(Records from a dataset)
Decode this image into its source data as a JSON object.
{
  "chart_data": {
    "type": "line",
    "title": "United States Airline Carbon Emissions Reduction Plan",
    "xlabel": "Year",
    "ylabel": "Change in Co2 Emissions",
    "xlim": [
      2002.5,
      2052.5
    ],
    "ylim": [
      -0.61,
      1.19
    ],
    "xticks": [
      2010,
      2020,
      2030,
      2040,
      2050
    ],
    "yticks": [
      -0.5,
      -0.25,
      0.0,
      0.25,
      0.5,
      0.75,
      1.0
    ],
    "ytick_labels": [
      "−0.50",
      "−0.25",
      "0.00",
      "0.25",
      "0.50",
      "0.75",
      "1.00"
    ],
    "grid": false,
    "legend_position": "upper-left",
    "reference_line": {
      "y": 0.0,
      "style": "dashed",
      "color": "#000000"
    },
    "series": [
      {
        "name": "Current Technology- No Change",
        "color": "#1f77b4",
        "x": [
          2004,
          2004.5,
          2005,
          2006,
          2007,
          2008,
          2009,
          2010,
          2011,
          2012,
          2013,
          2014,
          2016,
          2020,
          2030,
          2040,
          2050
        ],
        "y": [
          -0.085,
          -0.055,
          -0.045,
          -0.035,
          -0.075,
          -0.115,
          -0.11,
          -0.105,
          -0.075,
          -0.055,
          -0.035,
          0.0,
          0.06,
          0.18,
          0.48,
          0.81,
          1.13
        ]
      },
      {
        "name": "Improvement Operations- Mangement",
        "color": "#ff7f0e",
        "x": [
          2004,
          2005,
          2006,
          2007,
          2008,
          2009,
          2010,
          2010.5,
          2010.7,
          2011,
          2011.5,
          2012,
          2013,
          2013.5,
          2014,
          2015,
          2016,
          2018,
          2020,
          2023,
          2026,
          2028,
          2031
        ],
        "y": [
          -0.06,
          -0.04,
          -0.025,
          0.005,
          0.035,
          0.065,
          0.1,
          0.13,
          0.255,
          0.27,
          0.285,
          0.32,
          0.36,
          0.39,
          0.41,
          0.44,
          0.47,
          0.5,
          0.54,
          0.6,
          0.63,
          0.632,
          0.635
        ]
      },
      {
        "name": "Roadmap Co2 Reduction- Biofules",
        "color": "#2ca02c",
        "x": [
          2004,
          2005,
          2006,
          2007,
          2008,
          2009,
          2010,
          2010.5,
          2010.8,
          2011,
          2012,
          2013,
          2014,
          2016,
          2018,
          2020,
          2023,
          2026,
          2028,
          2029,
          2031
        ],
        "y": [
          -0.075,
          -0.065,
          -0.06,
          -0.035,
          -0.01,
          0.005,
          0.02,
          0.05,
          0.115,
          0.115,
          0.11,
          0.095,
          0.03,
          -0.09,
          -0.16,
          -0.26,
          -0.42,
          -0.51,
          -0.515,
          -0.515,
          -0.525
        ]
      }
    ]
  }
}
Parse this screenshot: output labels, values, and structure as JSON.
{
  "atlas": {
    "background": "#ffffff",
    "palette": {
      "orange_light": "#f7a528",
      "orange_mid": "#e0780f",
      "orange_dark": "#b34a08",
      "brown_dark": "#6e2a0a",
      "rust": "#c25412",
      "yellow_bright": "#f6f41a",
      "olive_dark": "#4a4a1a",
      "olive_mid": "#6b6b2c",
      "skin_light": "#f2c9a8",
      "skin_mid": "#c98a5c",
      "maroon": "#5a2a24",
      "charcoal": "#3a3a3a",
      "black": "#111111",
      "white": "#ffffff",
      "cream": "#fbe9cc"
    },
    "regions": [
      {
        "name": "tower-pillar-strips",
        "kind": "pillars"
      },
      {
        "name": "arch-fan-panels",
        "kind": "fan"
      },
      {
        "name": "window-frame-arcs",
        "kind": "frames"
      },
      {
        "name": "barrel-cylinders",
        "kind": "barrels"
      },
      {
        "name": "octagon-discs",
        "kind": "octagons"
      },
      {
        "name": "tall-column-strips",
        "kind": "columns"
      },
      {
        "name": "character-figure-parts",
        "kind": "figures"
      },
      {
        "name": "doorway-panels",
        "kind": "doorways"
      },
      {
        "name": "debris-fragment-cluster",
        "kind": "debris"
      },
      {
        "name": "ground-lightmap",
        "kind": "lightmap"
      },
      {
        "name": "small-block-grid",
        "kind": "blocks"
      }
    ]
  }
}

§ Exercise
Find the lines that include the string "panels", then copy each of them.

§ Task answer
        "name": "arch-fan-panels",
        "name": "doorway-panels",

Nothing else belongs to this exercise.